* _TO BE DONE_: Copy out the lines of the records below exactly, beginning with the line that contains "Text: 14001: 14001 — [434, 15, 461, 23]" and continuing through the line that contains "Text: SEC.163: SEC.163 — [467, 129, 499, 138]".

----

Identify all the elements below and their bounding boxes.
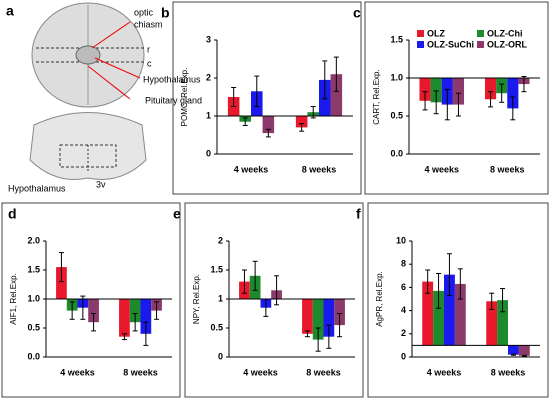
legend-label: OLZ <box>427 28 445 38</box>
label: c <box>147 58 152 68</box>
bar <box>334 299 345 326</box>
y-tick-label: 2.0 <box>27 235 40 245</box>
panel-frame <box>172 1 362 195</box>
bar <box>56 267 67 299</box>
legend-swatch <box>417 41 424 48</box>
label: optic <box>134 7 154 17</box>
legend-label: OLZ-Chi <box>487 28 523 38</box>
x-tick-label: 4 weeks <box>243 367 278 377</box>
y-axis-label: CART, Rel.Exp. <box>372 69 381 124</box>
y-tick-label: 1.5 <box>210 264 223 274</box>
y-tick-label: 4 <box>401 305 406 315</box>
bar <box>518 345 530 356</box>
panel-letter: e <box>173 206 181 222</box>
y-tick-label: 1.5 <box>390 34 403 44</box>
bar <box>312 299 324 340</box>
y-tick-label: 2 <box>206 72 211 82</box>
y-tick-label: 0.5 <box>390 110 403 120</box>
panel-letter: b <box>161 5 170 21</box>
y-tick-label: 1.5 <box>27 264 40 274</box>
label: Pituitary gland <box>145 95 202 105</box>
x-tick-label: 8 weeks <box>490 164 525 174</box>
y-tick-label: 0.0 <box>390 148 403 158</box>
legend-swatch <box>477 30 484 37</box>
y-tick-label: 10 <box>396 235 406 245</box>
x-tick-label: 4 weeks <box>234 164 269 174</box>
y-axis-label: AgPR, Rel.Exp. <box>375 271 384 327</box>
bar <box>88 299 99 323</box>
y-tick-label: 0.0 <box>27 351 40 361</box>
panel-letter: a <box>6 3 14 19</box>
x-tick-label: 8 weeks <box>302 164 337 174</box>
y-tick-label: 0.5 <box>210 322 223 332</box>
y-tick-label: 1.0 <box>27 293 40 303</box>
bar <box>452 78 465 105</box>
pointer <box>87 65 131 100</box>
y-tick-label: 0 <box>401 351 406 361</box>
panel-letter: f <box>356 206 361 222</box>
y-tick-label: 0 <box>206 148 211 158</box>
y-tick-label: 8 <box>401 259 406 269</box>
y-tick-label: 2 <box>218 235 223 245</box>
bar <box>444 274 455 346</box>
x-tick-label: 8 weeks <box>491 367 526 377</box>
panel-letter: c <box>353 5 361 21</box>
panel-frame <box>367 202 549 398</box>
bar <box>140 299 152 334</box>
bar <box>295 116 308 128</box>
y-tick-label: 3 <box>206 34 211 44</box>
y-axis-label: NPY, Rel.Exp. <box>192 274 201 324</box>
bar <box>119 299 130 337</box>
x-tick-label: 4 weeks <box>427 367 462 377</box>
bar <box>433 290 444 346</box>
bar <box>419 78 431 101</box>
y-tick-label: 1 <box>206 110 211 120</box>
bar <box>484 78 497 100</box>
bar <box>422 281 434 346</box>
x-tick-label: 8 weeks <box>123 367 158 377</box>
y-tick-label: 6 <box>401 282 406 292</box>
bar <box>508 345 519 355</box>
bar <box>454 283 466 346</box>
panel-frame <box>1 202 181 398</box>
hypothalamus-region <box>75 45 101 65</box>
pointer <box>94 57 141 79</box>
label: Hypothalamus <box>143 74 201 84</box>
bar <box>262 116 275 134</box>
y-tick-label: 2 <box>401 328 406 338</box>
x-tick-label: 4 weeks <box>60 367 95 377</box>
x-tick-label: 4 weeks <box>424 164 459 174</box>
bar <box>486 301 498 346</box>
y-axis-label: POMC, Rel.Exp. <box>180 68 189 127</box>
bar <box>302 299 313 334</box>
label: Hypothalamus <box>8 183 66 193</box>
y-tick-label: 0.5 <box>27 322 40 332</box>
x-tick-label: 8 weeks <box>306 367 341 377</box>
bar <box>323 299 335 337</box>
panel-frame <box>364 1 549 195</box>
label: chiasm <box>134 19 163 29</box>
y-tick-label: 0 <box>218 351 223 361</box>
bar <box>129 299 141 323</box>
legend-swatch <box>477 41 484 48</box>
label: r <box>147 44 150 54</box>
label: 3v <box>96 179 106 189</box>
panel-frame <box>184 202 364 398</box>
legend-label: OLZ-SuChi <box>427 39 474 49</box>
bar <box>497 300 508 346</box>
y-tick-label: 1.0 <box>390 72 403 82</box>
y-axis-label: AIF1, Rel.Exp. <box>9 273 18 325</box>
legend-swatch <box>417 30 424 37</box>
bar <box>330 74 343 116</box>
legend-label: OLZ-ORL <box>487 39 527 49</box>
bar <box>430 78 442 103</box>
bar <box>507 78 519 109</box>
brain-diagram: a optic chiasm r c Hypothalamus Pituitar… <box>6 2 202 193</box>
panel-letter: d <box>8 206 17 222</box>
pointer <box>91 21 131 49</box>
y-tick-label: 1 <box>218 293 223 303</box>
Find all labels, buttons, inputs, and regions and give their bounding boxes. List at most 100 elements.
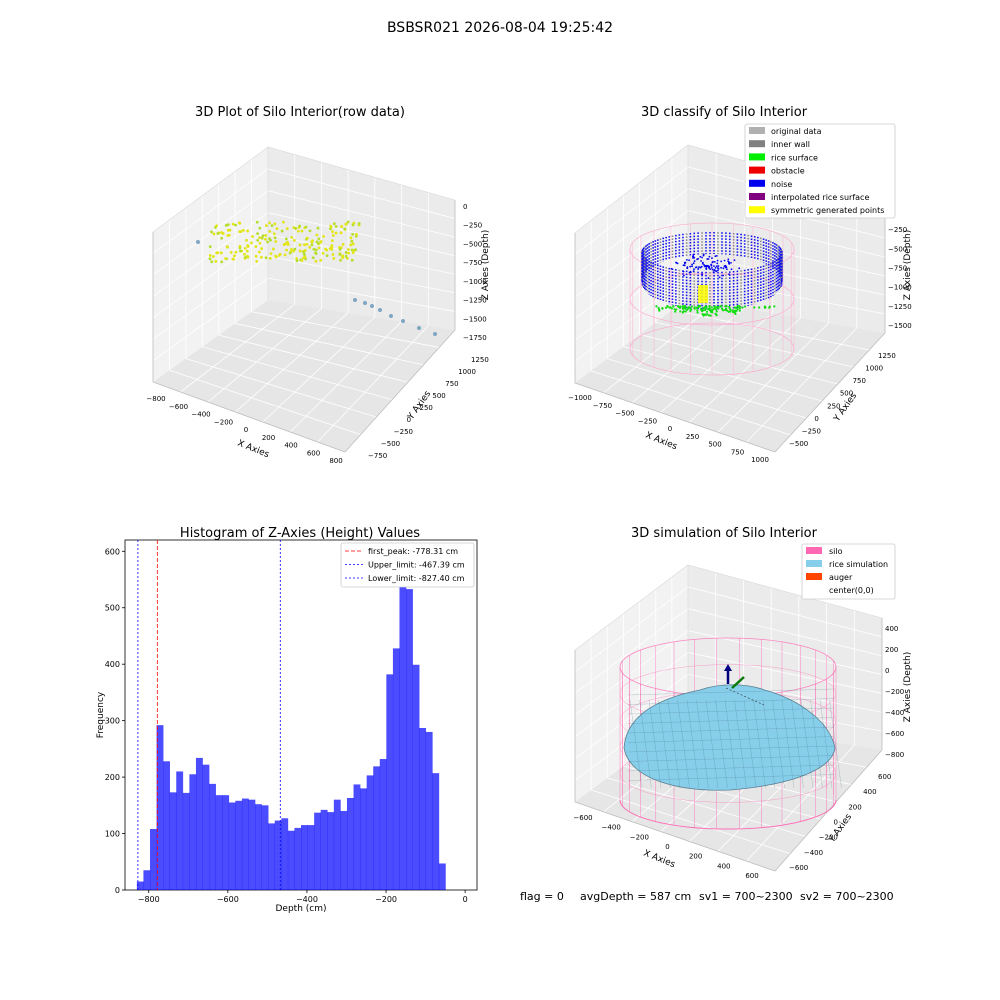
raw-point xyxy=(285,248,289,252)
histogram-legend-label: Lower_limit: -827.40 cm xyxy=(368,574,465,583)
raw-point xyxy=(330,239,334,243)
raw-point xyxy=(304,225,308,229)
classify-noise-point xyxy=(708,255,711,258)
raw-point xyxy=(215,224,219,228)
raw-point xyxy=(294,227,298,230)
histogram-y-tick-label: 400 xyxy=(105,660,120,669)
raw-point xyxy=(266,240,269,244)
raw-point xyxy=(350,239,354,243)
classify-rice-point xyxy=(736,308,739,311)
simulation-y-tick: 0 xyxy=(834,819,838,827)
classify-rice-point xyxy=(743,305,747,308)
raw-point xyxy=(238,244,242,248)
classify-noise-point xyxy=(696,258,698,261)
histogram-x-tick-label: −400 xyxy=(296,895,318,904)
simulation-x-tick: 0 xyxy=(665,843,669,851)
raw-point xyxy=(314,252,318,256)
classify-noise-point xyxy=(685,258,688,261)
classify-noise-point xyxy=(682,270,685,273)
classify-noise-point xyxy=(704,265,707,268)
classify-rice-point xyxy=(681,310,685,314)
histogram-bar xyxy=(392,648,400,890)
classify-noise-point xyxy=(693,268,695,271)
raw-point xyxy=(275,255,278,259)
raw-point xyxy=(286,243,290,246)
raw-point xyxy=(318,241,322,244)
raw-point xyxy=(331,234,335,237)
raw-edge xyxy=(344,200,456,453)
raw-point xyxy=(251,235,254,238)
raw-point xyxy=(330,245,334,249)
histogram-bar xyxy=(281,818,289,890)
classify-rice-point xyxy=(702,314,705,317)
raw-point xyxy=(239,249,242,253)
classify-x-tick: 0 xyxy=(668,425,672,433)
classify-noise-point xyxy=(706,265,709,267)
simulation-z-tick: −600 xyxy=(885,730,904,738)
raw-outlier-point xyxy=(401,319,405,323)
raw-grid-line xyxy=(235,323,424,366)
simulation-rice-mesh xyxy=(667,699,681,789)
classify-rice-point xyxy=(701,309,704,313)
simulation-x-tick: 400 xyxy=(717,862,730,870)
classify-rice-point xyxy=(715,314,718,317)
raw-point xyxy=(246,229,250,233)
classify-noise-point xyxy=(689,265,692,268)
raw-point xyxy=(286,240,289,244)
raw-point xyxy=(338,247,342,251)
histogram-bar xyxy=(261,805,269,890)
classify-rice-point xyxy=(696,311,699,314)
classify-rice-point xyxy=(725,305,728,308)
raw-point xyxy=(208,254,212,257)
raw-point xyxy=(243,246,247,250)
raw-point xyxy=(292,238,296,242)
raw-x-axis-label: X Axies xyxy=(236,439,271,461)
histogram-bars xyxy=(136,559,446,890)
classify-noise-point xyxy=(730,261,732,264)
raw-point xyxy=(245,238,248,242)
classify-z-tick: −250 xyxy=(888,226,907,234)
classify-legend-label: interpolated rice surface xyxy=(771,193,869,202)
raw-point xyxy=(258,226,262,230)
raw-point xyxy=(298,243,302,247)
raw-point xyxy=(284,237,288,241)
raw-point xyxy=(339,258,342,262)
histogram-x-tick-label: −800 xyxy=(138,895,160,904)
classify-noise-point xyxy=(688,271,691,274)
classify-noise-point xyxy=(728,273,730,276)
simulation-rice-mesh xyxy=(648,699,662,789)
simulation-rice-mesh xyxy=(627,774,835,781)
classify-rice-point xyxy=(708,305,711,308)
simulation-rice-mesh xyxy=(810,699,823,789)
raw-point xyxy=(317,237,321,241)
raw-point xyxy=(243,252,246,256)
sv1-text: sv1 = 700~2300 xyxy=(699,890,793,903)
avg-depth-text: avgDepth = 587 cm xyxy=(580,890,691,903)
simulation-z-tick: 400 xyxy=(885,625,898,633)
classify-noise-point xyxy=(725,266,728,269)
raw-floor-pane xyxy=(153,300,455,452)
histogram-bar xyxy=(136,881,144,890)
simulation-rice-mesh xyxy=(627,736,835,743)
classify-legend: original data inner wall rice surface obsta… xyxy=(744,123,896,219)
classify-rice-point xyxy=(684,310,687,313)
simulation-legend-label: center(0,0) xyxy=(829,586,874,595)
raw-point xyxy=(355,232,358,236)
raw-point xyxy=(317,246,321,250)
raw-point xyxy=(210,230,213,234)
simulation-x-tick: −200 xyxy=(630,833,649,841)
classify-legend-swatch xyxy=(749,193,765,200)
classify-y-tick: −500 xyxy=(789,440,808,448)
raw-point xyxy=(231,222,235,226)
simulation-z-tick: 0 xyxy=(885,667,889,675)
classify-noise-point xyxy=(708,265,711,268)
raw-outlier-point xyxy=(433,332,437,336)
classify-rice-point xyxy=(689,309,692,312)
simulation-center-arrow-head xyxy=(724,664,732,671)
simulation-y-tick: 600 xyxy=(878,773,891,781)
sv2-text: sv2 = 700~2300 xyxy=(800,890,894,903)
classify-legend-swatch xyxy=(749,127,765,134)
histogram-bar xyxy=(320,809,328,890)
raw-z-tick: −1000 xyxy=(463,278,487,286)
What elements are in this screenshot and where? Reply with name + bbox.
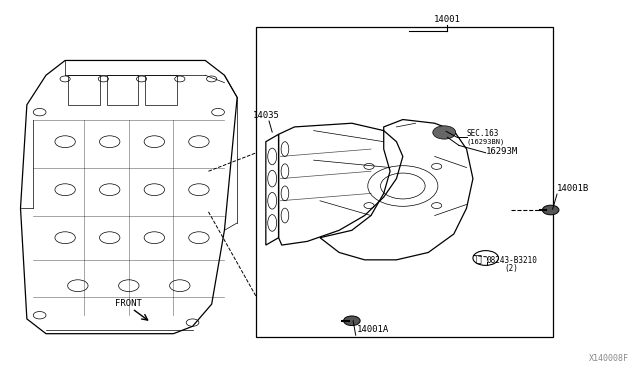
Text: 14001: 14001 — [434, 15, 461, 23]
Text: FRONT: FRONT — [115, 299, 142, 308]
Circle shape — [433, 126, 456, 139]
Bar — [106, 75, 138, 105]
Bar — [68, 75, 100, 105]
Bar — [145, 75, 177, 105]
Bar — [256, 27, 552, 337]
Text: (2): (2) — [505, 264, 518, 273]
Circle shape — [542, 205, 559, 215]
Text: 08243-B3210: 08243-B3210 — [487, 256, 538, 265]
Text: (16293BN): (16293BN) — [467, 139, 505, 145]
Text: 14035: 14035 — [252, 110, 279, 119]
Text: 14001A: 14001A — [357, 326, 389, 334]
Text: 14001B: 14001B — [557, 185, 589, 193]
Text: X140008F: X140008F — [589, 354, 629, 363]
Text: 16293M: 16293M — [486, 147, 518, 156]
Circle shape — [344, 316, 360, 326]
Text: Ⓝ: Ⓝ — [475, 253, 481, 263]
Text: SEC.163: SEC.163 — [467, 129, 499, 138]
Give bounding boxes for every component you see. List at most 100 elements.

----

* _RESULT OF THE TASK_:
Text: 14001: 14001 — [434, 15, 461, 23]
Text: FRONT: FRONT — [115, 299, 142, 308]
Circle shape — [433, 126, 456, 139]
Bar — [106, 75, 138, 105]
Bar — [68, 75, 100, 105]
Bar — [145, 75, 177, 105]
Bar — [256, 27, 552, 337]
Text: (2): (2) — [505, 264, 518, 273]
Circle shape — [542, 205, 559, 215]
Text: 08243-B3210: 08243-B3210 — [487, 256, 538, 265]
Text: (16293BN): (16293BN) — [467, 139, 505, 145]
Text: 14035: 14035 — [252, 110, 279, 119]
Text: 14001A: 14001A — [357, 326, 389, 334]
Text: 14001B: 14001B — [557, 185, 589, 193]
Text: X140008F: X140008F — [589, 354, 629, 363]
Text: 16293M: 16293M — [486, 147, 518, 156]
Circle shape — [344, 316, 360, 326]
Text: Ⓝ: Ⓝ — [475, 253, 481, 263]
Text: SEC.163: SEC.163 — [467, 129, 499, 138]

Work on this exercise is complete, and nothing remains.